(Extracted data entries)
_ _ _

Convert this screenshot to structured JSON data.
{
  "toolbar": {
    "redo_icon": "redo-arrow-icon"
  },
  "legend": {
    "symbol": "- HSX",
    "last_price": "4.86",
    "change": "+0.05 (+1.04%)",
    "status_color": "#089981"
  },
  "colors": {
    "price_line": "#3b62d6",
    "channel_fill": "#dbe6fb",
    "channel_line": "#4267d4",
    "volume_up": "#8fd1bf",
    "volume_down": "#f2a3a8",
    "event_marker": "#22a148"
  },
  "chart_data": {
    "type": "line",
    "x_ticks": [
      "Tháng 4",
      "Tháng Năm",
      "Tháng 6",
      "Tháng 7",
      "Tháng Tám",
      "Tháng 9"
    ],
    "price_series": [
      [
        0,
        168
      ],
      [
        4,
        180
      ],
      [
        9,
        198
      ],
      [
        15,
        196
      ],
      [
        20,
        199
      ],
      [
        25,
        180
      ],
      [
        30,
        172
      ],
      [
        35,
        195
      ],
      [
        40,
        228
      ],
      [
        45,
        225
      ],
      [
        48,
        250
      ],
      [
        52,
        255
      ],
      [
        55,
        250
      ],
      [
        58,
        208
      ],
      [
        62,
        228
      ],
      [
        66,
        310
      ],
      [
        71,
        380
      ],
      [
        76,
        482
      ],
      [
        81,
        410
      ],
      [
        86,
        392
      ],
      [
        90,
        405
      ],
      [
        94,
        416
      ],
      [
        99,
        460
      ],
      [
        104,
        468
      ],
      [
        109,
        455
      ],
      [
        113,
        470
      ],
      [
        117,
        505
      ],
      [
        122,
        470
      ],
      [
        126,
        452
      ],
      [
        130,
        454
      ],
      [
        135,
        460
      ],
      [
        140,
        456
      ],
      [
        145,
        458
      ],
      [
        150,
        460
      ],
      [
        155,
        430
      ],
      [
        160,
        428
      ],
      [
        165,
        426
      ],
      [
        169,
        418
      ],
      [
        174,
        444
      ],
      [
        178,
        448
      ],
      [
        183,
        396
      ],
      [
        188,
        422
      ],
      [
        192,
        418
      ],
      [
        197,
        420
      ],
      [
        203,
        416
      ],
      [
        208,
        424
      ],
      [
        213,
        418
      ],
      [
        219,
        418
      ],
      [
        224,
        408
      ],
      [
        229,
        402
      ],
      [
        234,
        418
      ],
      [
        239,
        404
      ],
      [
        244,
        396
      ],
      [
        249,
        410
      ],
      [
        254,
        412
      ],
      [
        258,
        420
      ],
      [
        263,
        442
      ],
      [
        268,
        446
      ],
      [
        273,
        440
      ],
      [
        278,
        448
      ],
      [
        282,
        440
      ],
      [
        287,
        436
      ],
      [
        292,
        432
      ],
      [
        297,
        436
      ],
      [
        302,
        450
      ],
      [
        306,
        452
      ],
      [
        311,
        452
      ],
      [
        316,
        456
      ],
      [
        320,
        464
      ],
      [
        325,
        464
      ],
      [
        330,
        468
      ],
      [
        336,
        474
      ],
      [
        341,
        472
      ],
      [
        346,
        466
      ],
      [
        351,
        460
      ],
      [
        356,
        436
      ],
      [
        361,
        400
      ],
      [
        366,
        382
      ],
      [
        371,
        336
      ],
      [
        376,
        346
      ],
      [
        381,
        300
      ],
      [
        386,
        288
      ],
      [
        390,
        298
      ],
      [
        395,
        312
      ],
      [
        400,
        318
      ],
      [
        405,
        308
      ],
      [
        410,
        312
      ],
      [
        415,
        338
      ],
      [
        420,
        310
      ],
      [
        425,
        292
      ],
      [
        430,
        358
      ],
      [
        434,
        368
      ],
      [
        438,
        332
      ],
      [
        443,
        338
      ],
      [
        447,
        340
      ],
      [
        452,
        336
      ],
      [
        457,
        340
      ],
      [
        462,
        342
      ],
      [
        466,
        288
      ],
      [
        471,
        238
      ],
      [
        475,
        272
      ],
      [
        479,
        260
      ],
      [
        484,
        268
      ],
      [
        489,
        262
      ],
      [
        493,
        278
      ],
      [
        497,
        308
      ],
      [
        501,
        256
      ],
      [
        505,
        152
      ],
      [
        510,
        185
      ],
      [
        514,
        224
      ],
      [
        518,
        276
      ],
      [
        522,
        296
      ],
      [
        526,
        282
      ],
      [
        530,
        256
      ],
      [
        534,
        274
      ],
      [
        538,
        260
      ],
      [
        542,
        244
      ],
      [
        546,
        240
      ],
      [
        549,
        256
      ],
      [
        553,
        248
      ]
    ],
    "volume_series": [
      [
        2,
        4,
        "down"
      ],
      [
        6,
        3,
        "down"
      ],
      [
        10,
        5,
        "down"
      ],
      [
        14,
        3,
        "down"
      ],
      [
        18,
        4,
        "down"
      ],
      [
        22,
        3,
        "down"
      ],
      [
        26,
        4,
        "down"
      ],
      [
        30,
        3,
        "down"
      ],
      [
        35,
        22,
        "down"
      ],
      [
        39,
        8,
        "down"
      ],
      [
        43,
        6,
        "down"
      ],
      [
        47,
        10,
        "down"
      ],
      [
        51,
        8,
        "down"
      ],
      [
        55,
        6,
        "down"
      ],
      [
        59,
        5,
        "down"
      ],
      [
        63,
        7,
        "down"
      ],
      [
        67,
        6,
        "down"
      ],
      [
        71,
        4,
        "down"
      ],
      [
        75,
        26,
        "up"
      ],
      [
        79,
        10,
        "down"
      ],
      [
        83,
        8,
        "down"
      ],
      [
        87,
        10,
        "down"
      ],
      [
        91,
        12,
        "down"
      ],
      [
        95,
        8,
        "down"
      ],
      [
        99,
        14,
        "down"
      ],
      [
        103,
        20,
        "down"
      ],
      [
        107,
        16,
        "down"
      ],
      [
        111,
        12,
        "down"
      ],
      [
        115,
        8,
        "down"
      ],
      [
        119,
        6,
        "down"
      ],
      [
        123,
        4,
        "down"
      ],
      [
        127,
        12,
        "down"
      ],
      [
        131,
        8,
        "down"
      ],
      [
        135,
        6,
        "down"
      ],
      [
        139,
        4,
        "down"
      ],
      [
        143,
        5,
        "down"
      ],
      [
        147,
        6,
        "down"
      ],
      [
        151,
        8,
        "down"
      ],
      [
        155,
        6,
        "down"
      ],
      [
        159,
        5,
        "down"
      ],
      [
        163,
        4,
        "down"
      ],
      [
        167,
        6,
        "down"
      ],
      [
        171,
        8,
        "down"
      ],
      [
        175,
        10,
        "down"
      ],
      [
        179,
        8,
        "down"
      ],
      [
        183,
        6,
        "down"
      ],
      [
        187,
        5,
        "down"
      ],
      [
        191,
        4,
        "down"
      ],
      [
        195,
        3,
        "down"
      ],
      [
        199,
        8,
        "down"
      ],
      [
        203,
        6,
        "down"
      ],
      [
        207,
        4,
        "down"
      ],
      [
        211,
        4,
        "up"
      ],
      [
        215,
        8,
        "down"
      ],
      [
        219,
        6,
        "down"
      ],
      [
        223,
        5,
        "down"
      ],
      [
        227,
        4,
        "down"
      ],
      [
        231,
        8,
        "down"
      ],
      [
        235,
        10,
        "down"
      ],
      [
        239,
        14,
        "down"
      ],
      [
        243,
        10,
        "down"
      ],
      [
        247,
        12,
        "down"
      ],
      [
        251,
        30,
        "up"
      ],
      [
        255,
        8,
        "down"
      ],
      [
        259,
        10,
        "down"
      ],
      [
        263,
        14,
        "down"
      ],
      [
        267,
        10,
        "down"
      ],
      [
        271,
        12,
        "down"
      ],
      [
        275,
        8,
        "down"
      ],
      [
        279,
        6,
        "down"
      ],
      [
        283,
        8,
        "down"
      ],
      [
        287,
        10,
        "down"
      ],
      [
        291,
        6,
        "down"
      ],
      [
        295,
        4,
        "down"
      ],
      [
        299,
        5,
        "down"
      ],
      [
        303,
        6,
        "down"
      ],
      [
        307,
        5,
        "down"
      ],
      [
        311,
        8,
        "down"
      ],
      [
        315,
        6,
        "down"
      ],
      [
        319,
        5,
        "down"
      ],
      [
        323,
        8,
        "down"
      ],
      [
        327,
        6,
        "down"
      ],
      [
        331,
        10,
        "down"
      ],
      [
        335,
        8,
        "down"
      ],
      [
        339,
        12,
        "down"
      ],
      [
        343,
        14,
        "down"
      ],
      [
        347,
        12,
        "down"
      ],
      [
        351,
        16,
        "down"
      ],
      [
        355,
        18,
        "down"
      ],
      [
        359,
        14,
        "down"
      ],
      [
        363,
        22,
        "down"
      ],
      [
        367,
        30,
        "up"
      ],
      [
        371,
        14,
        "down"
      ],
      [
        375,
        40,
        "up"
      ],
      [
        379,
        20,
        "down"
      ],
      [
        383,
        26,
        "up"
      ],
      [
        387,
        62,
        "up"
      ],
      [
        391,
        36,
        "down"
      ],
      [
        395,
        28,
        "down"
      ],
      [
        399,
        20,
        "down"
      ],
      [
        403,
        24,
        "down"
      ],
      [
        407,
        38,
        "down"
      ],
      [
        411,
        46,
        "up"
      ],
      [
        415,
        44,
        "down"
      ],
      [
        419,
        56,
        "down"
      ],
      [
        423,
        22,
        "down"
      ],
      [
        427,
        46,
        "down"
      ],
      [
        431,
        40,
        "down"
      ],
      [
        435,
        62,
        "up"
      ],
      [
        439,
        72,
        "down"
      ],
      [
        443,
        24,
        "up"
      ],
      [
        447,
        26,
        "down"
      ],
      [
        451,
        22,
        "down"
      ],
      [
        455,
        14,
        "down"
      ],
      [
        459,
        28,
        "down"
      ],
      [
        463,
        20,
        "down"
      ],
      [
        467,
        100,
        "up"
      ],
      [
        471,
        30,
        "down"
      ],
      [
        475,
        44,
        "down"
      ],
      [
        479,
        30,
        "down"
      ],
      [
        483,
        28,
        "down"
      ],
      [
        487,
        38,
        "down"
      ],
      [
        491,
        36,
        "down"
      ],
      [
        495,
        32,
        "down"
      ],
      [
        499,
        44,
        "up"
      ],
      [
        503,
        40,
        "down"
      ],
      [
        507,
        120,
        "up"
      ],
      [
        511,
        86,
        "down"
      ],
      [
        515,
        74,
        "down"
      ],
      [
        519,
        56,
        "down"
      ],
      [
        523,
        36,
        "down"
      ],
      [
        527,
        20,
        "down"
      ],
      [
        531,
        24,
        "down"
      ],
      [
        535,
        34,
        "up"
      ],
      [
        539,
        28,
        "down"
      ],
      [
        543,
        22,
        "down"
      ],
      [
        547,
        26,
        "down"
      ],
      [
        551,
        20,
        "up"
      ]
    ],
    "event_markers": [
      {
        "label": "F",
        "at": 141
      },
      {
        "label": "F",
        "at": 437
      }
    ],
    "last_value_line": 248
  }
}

_ _ _

Exercise description> Review the preceding data and report every line that includes the string "Tháng".

Solved problem>
      "Tháng 4",
      "Tháng Năm",
      "Tháng 6",
      "Tháng 7",
      "Tháng Tám",
      "Tháng 9"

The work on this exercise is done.